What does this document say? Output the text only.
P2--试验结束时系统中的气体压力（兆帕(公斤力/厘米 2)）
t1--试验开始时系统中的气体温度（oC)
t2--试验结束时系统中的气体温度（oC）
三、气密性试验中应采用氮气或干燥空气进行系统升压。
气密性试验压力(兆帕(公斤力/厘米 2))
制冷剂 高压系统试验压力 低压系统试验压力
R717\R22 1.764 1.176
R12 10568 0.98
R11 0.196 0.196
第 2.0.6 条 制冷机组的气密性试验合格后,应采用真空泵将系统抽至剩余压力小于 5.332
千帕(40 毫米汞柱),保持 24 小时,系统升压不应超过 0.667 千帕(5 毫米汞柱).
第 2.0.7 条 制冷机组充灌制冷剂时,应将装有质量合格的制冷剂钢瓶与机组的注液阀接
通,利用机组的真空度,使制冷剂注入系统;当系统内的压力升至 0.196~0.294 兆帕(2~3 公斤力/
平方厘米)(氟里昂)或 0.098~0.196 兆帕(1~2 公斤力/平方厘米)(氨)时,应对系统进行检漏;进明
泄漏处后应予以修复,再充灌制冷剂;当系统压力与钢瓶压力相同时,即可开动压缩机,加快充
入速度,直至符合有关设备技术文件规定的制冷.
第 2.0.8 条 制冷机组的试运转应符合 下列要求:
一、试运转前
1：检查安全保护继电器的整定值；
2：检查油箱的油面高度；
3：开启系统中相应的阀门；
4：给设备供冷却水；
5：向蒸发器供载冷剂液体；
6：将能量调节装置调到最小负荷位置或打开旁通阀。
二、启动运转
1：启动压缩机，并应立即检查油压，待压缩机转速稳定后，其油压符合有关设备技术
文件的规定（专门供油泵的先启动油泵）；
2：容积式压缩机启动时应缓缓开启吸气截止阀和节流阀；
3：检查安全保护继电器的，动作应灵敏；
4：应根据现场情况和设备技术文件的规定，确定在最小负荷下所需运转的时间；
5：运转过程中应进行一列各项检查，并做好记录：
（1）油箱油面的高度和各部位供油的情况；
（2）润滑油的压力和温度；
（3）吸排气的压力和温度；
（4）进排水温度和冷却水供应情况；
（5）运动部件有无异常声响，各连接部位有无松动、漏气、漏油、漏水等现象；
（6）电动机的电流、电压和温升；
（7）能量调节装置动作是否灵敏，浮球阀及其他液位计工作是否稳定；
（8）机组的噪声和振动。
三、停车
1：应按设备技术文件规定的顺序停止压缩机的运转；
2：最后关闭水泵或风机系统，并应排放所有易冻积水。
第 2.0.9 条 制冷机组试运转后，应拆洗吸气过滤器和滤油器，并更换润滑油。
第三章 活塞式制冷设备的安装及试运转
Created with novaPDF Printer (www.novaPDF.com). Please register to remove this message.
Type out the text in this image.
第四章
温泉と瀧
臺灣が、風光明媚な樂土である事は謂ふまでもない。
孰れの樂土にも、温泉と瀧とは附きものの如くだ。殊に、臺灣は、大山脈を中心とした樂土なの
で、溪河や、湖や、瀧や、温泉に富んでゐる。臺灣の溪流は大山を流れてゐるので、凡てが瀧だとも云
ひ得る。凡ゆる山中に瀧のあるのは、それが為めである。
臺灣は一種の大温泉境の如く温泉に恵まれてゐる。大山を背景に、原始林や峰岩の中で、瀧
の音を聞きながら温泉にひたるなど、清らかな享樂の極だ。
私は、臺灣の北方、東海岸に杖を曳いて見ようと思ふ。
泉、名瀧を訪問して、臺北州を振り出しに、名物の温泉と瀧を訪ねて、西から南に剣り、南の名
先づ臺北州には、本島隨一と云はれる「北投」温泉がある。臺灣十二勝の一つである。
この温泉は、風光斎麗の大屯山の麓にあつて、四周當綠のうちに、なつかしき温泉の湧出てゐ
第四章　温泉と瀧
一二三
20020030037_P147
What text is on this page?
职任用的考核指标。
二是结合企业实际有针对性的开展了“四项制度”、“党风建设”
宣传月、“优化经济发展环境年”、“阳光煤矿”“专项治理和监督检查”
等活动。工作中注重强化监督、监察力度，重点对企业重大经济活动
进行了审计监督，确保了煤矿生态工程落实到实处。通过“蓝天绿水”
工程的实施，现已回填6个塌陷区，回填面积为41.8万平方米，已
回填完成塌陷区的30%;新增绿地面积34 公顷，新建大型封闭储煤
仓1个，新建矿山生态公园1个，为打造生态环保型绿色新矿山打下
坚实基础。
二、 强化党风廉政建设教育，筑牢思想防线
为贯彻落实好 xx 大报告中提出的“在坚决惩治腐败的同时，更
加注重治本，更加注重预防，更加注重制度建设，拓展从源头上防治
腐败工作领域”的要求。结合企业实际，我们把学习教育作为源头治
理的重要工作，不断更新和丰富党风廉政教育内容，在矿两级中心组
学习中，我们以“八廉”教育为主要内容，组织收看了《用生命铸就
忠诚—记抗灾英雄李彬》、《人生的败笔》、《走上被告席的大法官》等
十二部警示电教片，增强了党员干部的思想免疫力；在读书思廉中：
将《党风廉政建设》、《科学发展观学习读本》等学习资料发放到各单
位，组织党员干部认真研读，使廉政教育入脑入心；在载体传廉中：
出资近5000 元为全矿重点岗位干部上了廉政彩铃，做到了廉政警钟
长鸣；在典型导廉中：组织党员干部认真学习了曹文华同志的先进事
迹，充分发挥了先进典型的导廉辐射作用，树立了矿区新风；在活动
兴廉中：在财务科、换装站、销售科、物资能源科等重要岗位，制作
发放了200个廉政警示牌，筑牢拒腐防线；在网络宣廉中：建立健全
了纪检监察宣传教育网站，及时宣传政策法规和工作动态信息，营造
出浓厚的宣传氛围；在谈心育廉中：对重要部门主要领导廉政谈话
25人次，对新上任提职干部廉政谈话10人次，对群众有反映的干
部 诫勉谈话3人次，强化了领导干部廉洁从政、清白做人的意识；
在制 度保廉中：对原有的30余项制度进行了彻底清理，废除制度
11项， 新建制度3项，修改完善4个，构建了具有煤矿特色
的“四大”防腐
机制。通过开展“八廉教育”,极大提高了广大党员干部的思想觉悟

---------------

Return the entries above exactly, each one complete.

## Answer to the problem
What does this document say? Output the text only.
P2--试验结束时系统中的气体压力（兆帕(公斤力/厘米 2)）
t1--试验开始时系统中的气体温度（oC)
t2--试验结束时系统中的气体温度（oC）
三、气密性试验中应采用氮气或干燥空气进行系统升压。
气密性试验压力(兆帕(公斤力/厘米 2))
制冷剂 高压系统试验压力 低压系统试验压力
R717\R22 1.764 1.176
R12 10568 0.98
R11 0.196 0.196
第 2.0.6 条 制冷机组的气密性试验合格后,应采用真空泵将系统抽至剩余压力小于 5.332
千帕(40 毫米汞柱),保持 24 小时,系统升压不应超过 0.667 千帕(5 毫米汞柱).
第 2.0.7 条 制冷机组充灌制冷剂时,应将装有质量合格的制冷剂钢瓶与机组的注液阀接
通,利用机组的真空度,使制冷剂注入系统;当系统内的压力升至 0.196~0.294 兆帕(2~3 公斤力/
平方厘米)(氟里昂)或 0.098~0.196 兆帕(1~2 公斤力/平方厘米)(氨)时,应对系统进行检漏;进明
泄漏处后应予以修复,再充灌制冷剂;当系统压力与钢瓶压力相同时,即可开动压缩机,加快充
入速度,直至符合有关设备技术文件规定的制冷.
第 2.0.8 条 制冷机组的试运转应符合 下列要求:
一、试运转前
1：检查安全保护继电器的整定值；
2：检查油箱的油面高度；
3：开启系统中相应的阀门；
4：给设备供冷却水；
5：向蒸发器供载冷剂液体；
6：将能量调节装置调到最小负荷位置或打开旁通阀。
二、启动运转
1：启动压缩机，并应立即检查油压，待压缩机转速稳定后，其油压符合有关设备技术
文件的规定（专门供油泵的先启动油泵）；
2：容积式压缩机启动时应缓缓开启吸气截止阀和节流阀；
3：检查安全保护继电器的，动作应灵敏；
4：应根据现场情况和设备技术文件的规定，确定在最小负荷下所需运转的时间；
5：运转过程中应进行一列各项检查，并做好记录：
（1）油箱油面的高度和各部位供油的情况；
（2）润滑油的压力和温度；
（3）吸排气的压力和温度；
（4）进排水温度和冷却水供应情况；
（5）运动部件有无异常声响，各连接部位有无松动、漏气、漏油、漏水等现象；
（6）电动机的电流、电压和温升；
（7）能量调节装置动作是否灵敏，浮球阀及其他液位计工作是否稳定；
（8）机组的噪声和振动。
三、停车
1：应按设备技术文件规定的顺序停止压缩机的运转；
2：最后关闭水泵或风机系统，并应排放所有易冻积水。
第 2.0.9 条 制冷机组试运转后，应拆洗吸气过滤器和滤油器，并更换润滑油。
第三章 活塞式制冷设备的安装及试运转
Created with novaPDF Printer (www.novaPDF.com). Please register to remove this message.
Type out the text in this image.
第四章
温泉と瀧
臺灣が、風光明媚な樂土である事は謂ふまでもない。
孰れの樂土にも、温泉と瀧とは附きものの如くだ。殊に、臺灣は、大山脈を中心とした樂土なの
で、溪河や、湖や、瀧や、温泉に富んでゐる。臺灣の溪流は大山を流れてゐるので、凡てが瀧だとも云
ひ得る。凡ゆる山中に瀧のあるのは、それが為めである。
臺灣は一種の大温泉境の如く温泉に恵まれてゐる。大山を背景に、原始林や峰岩の中で、瀧
の音を聞きながら温泉にひたるなど、清らかな享樂の極だ。
私は、臺灣の北方、東海岸に杖を曳いて見ようと思ふ。
泉、名瀧を訪問して、臺北州を振り出しに、名物の温泉と瀧を訪ねて、西から南に剣り、南の名
先づ臺北州には、本島隨一と云はれる「北投」温泉がある。臺灣十二勝の一つである。
この温泉は、風光斎麗の大屯山の麓にあつて、四周當綠のうちに、なつかしき温泉の湧出てゐ
第四章　温泉と瀧
一二三
20020030037_P147
What text is on this page?
职任用的考核指标。
二是结合企业实际有针对性的开展了“四项制度”、“党风建设”
宣传月、“优化经济发展环境年”、“阳光煤矿”“专项治理和监督检查”
等活动。工作中注重强化监督、监察力度，重点对企业重大经济活动
进行了审计监督，确保了煤矿生态工程落实到实处。通过“蓝天绿水”
工程的实施，现已回填6个塌陷区，回填面积为41.8万平方米，已
回填完成塌陷区的30%;新增绿地面积34 公顷，新建大型封闭储煤
仓1个，新建矿山生态公园1个，为打造生态环保型绿色新矿山打下
坚实基础。
二、 强化党风廉政建设教育，筑牢思想防线
为贯彻落实好 xx 大报告中提出的“在坚决惩治腐败的同时，更
加注重治本，更加注重预防，更加注重制度建设，拓展从源头上防治
腐败工作领域”的要求。结合企业实际，我们把学习教育作为源头治
理的重要工作，不断更新和丰富党风廉政教育内容，在矿两级中心组
学习中，我们以“八廉”教育为主要内容，组织收看了《用生命铸就
忠诚—记抗灾英雄李彬》、《人生的败笔》、《走上被告席的大法官》等
十二部警示电教片，增强了党员干部的思想免疫力；在读书思廉中：
将《党风廉政建设》、《科学发展观学习读本》等学习资料发放到各单
位，组织党员干部认真研读，使廉政教育入脑入心；在载体传廉中：
出资近5000 元为全矿重点岗位干部上了廉政彩铃，做到了廉政警钟
长鸣；在典型导廉中：组织党员干部认真学习了曹文华同志的先进事
迹，充分发挥了先进典型的导廉辐射作用，树立了矿区新风；在活动
兴廉中：在财务科、换装站、销售科、物资能源科等重要岗位，制作
发放了200个廉政警示牌，筑牢拒腐防线；在网络宣廉中：建立健全
了纪检监察宣传教育网站，及时宣传政策法规和工作动态信息，营造
出浓厚的宣传氛围；在谈心育廉中：对重要部门主要领导廉政谈话
25人次，对新上任提职干部廉政谈话10人次，对群众有反映的干
部 诫勉谈话3人次，强化了领导干部廉洁从政、清白做人的意识；
在制 度保廉中：对原有的30余项制度进行了彻底清理，废除制度
11项， 新建制度3项，修改完善4个，构建了具有煤矿特色
的“四大”防腐
机制。通过开展“八廉教育”,极大提高了广大党员干部的思想觉悟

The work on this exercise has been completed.